(Beginning of Exercise input)

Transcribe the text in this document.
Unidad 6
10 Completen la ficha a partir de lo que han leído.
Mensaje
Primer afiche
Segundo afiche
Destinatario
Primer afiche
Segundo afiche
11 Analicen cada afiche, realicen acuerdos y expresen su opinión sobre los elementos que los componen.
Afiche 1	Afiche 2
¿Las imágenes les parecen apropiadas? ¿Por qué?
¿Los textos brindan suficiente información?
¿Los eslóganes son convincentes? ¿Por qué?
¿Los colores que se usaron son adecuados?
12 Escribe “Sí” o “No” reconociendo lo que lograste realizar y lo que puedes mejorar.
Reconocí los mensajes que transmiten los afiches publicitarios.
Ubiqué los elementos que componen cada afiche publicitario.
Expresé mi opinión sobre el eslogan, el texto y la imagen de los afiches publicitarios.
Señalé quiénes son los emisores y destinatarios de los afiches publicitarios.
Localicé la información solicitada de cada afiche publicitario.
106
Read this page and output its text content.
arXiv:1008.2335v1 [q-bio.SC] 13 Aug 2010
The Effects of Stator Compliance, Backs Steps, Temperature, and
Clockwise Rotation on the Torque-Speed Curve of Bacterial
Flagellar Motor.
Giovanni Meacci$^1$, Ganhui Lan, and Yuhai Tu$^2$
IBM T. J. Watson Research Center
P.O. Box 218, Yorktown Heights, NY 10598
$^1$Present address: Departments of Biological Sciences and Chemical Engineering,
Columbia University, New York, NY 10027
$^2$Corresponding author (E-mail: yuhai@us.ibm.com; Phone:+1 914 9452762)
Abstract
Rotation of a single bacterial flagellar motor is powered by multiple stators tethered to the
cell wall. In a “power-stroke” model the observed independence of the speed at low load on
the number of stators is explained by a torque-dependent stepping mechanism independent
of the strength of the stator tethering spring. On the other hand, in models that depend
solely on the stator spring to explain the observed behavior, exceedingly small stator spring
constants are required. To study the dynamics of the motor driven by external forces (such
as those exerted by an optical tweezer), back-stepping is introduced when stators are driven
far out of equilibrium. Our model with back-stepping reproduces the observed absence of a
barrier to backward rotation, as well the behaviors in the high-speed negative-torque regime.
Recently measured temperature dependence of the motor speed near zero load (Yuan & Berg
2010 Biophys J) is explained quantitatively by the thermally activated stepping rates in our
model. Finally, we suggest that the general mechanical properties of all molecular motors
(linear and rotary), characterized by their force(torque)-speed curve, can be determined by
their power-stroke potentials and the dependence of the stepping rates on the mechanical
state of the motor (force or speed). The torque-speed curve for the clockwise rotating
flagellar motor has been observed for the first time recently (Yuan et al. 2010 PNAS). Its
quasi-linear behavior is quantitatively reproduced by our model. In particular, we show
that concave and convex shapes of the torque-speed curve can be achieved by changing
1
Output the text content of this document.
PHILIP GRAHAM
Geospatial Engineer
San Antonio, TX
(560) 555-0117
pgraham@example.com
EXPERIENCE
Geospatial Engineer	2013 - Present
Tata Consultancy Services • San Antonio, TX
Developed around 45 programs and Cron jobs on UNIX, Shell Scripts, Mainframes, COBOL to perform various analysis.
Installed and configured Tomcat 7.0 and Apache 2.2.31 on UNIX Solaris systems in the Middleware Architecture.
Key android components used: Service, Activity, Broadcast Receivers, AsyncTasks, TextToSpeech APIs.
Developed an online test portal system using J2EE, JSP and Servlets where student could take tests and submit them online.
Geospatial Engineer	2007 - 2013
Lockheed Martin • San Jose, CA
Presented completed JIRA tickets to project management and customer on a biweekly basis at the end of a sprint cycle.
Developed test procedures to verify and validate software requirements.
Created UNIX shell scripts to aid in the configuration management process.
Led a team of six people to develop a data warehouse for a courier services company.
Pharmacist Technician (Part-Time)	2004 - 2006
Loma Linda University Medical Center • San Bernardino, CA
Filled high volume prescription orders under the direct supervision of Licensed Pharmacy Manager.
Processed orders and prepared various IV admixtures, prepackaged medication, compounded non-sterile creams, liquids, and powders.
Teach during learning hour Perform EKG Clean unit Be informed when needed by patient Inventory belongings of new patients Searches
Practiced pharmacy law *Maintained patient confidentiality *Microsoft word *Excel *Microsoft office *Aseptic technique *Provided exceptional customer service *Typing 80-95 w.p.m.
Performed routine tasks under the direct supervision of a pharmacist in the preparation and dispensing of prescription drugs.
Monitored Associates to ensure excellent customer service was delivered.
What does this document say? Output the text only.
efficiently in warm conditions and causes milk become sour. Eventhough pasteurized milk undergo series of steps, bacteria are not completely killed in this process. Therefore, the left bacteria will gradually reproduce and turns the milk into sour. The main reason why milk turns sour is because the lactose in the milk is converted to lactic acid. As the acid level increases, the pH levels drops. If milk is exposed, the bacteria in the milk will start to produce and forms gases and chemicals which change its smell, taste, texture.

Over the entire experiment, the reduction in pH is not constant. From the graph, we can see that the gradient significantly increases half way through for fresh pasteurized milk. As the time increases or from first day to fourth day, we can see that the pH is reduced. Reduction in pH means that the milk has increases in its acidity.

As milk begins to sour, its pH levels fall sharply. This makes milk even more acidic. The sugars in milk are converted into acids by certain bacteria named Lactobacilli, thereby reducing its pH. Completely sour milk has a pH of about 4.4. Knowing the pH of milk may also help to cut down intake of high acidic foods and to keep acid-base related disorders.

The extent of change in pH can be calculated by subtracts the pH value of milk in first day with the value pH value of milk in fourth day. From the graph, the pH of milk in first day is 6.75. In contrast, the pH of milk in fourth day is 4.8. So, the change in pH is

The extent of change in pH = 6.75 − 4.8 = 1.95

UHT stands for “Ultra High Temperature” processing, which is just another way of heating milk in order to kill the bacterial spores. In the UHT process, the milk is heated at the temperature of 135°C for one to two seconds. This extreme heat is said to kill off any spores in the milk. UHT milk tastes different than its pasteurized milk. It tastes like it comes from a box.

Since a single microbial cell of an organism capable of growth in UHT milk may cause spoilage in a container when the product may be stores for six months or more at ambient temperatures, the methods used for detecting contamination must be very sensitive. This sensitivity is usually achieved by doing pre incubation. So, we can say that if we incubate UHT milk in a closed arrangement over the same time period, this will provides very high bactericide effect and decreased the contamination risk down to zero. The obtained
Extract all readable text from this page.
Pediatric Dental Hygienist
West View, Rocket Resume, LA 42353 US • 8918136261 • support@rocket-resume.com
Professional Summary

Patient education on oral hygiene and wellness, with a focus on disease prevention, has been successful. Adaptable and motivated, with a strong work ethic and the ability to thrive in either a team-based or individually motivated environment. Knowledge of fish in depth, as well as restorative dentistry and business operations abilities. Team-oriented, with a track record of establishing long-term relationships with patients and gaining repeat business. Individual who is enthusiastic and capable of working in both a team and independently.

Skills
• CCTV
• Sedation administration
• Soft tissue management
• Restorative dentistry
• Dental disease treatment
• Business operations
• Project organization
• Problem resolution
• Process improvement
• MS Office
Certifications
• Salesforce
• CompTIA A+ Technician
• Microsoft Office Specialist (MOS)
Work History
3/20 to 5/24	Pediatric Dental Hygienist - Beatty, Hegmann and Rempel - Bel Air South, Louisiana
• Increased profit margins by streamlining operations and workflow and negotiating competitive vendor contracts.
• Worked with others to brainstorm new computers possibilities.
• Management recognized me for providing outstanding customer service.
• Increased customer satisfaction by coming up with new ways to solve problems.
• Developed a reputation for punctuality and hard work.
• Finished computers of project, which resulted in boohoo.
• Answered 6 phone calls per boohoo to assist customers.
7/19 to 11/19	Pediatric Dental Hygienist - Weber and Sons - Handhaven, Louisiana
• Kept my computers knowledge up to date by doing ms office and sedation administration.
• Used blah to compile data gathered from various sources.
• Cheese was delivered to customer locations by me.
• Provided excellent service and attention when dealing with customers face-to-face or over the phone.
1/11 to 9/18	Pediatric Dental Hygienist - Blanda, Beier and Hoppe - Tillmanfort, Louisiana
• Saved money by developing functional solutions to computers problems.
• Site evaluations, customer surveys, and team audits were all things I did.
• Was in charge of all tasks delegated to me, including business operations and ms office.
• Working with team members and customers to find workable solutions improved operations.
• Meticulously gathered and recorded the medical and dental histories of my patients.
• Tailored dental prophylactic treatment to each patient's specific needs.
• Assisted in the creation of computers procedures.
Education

(End of Exercise input)

Your assignment
Check all the records above and select each line where the string "linear" is found.

Task output
(linear and rotary), characterized by their force(torque)-speed curve, can be determined by
quasi-linear behavior is quantitatively reproduced by our model. In particular, we show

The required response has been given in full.